• _Records for the task_:
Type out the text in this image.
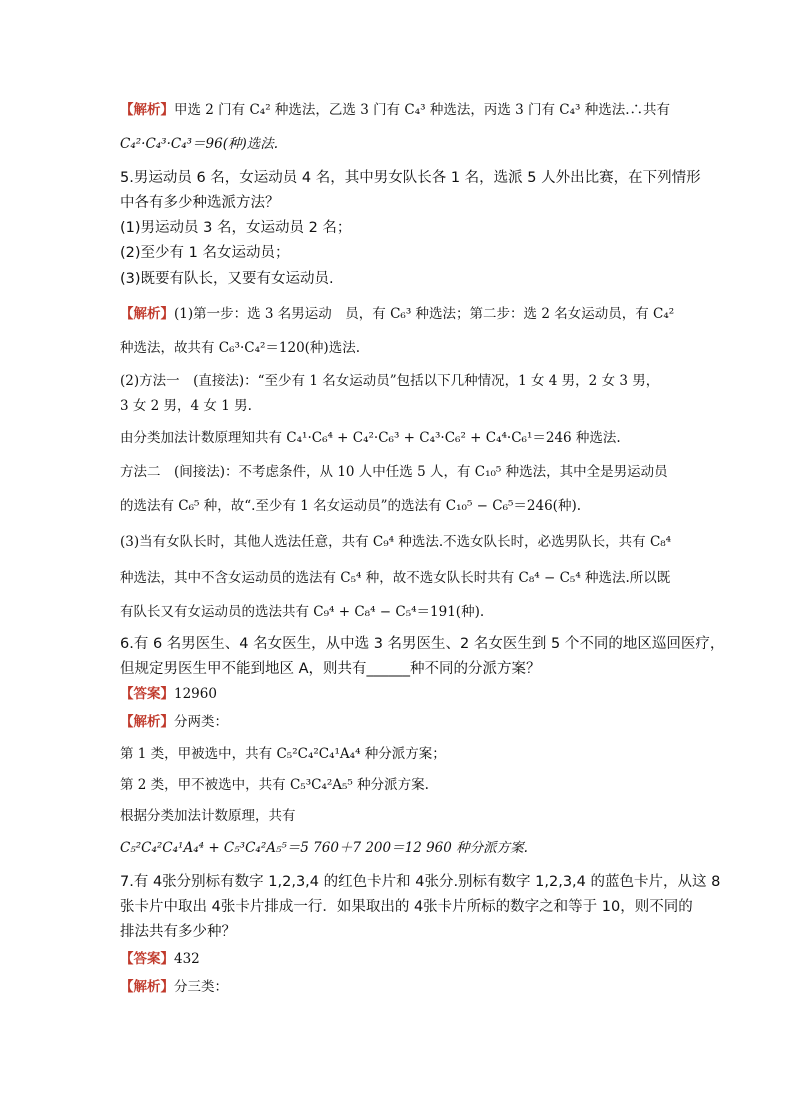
【解析】甲选 2 门有 C₄² 种选法，乙选 3 门有 C₄³ 种选法，丙选 3 门有 C₄³ 种选法.∴共有
C₄²·C₄³·C₄³＝96(种)选法.
5.男运动员 6 名，女运动员 4 名，其中男女队长各 1 名，选派 5 人外出比赛，在下列情形
中各有多少种选派方法？
(1)男运动员 3 名，女运动员 2 名；
(2)至少有 1 名女运动员；
(3)既要有队长，又要有女运动员.
【解析】(1)第一步：选 3 名男运动　员，有 C₆³ 种选法；第二步：选 2 名女运动员，有 C₄²
种选法，故共有 C₆³·C₄²＝120(种)选法.
(2)方法一　(直接法)：“至少有 1 名女运动员”包括以下几种情况，1 女 4 男，2 女 3 男，
3 女 2 男，4 女 1 男.
由分类加法计数原理知共有 C₄¹·C₆⁴ + C₄²·C₆³ + C₄³·C₆² + C₄⁴·C₆¹＝246 种选法.
方法二　(间接法)：不考虑条件，从 10 人中任选 5 人，有 C₁₀⁵ 种选法，其中全是男运动员
的选法有 C₆⁵ 种，故“.至少有 1 名女运动员”的选法有 C₁₀⁵ − C₆⁵＝246(种).
(3)当有女队长时，其他人选法任意，共有 C₉⁴ 种选法.不选女队长时，必选男队长，共有 C₈⁴
种选法，其中不含女运动员的选法有 C₅⁴ 种，故不选女队长时共有 C₈⁴ − C₅⁴ 种选法.所以既
有队长又有女运动员的选法共有 C₉⁴ + C₈⁴ − C₅⁴＝191(种).
6.有 6 名男医生、4 名女医生，从中选 3 名男医生、2 名女医生到 5 个不同的地区巡回医疗，
但规定男医生甲不能到地区 A，则共有______种不同的分派方案？
【答案】12960
【解析】分两类：
第 1 类，甲被选中，共有 C₅²C₄²C₄¹A₄⁴ 种分派方案；
第 2 类，甲不被选中，共有 C₅³C₄²A₅⁵ 种分派方案.
根据分类加法计数原理，共有
C₅²C₄²C₄¹A₄⁴ + C₅³C₄²A₅⁵＝5 760＋7 200＝12 960 种分派方案.
7.有 4张分别标有数字 1,2,3,4 的红色卡片和 4张分.别标有数字 1,2,3,4 的蓝色卡片，从这 8
张卡片中取出 4张卡片排成一行．如果取出的 4张卡片所标的数字之和等于 10，则不同的
排法共有多少种？
【答案】432
【解析】分三类：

• _Given task_: Give the number of lines where the string "C₅³C₄²A₅⁵" occurs, without any further text.

• _Solution to this exercise_: 2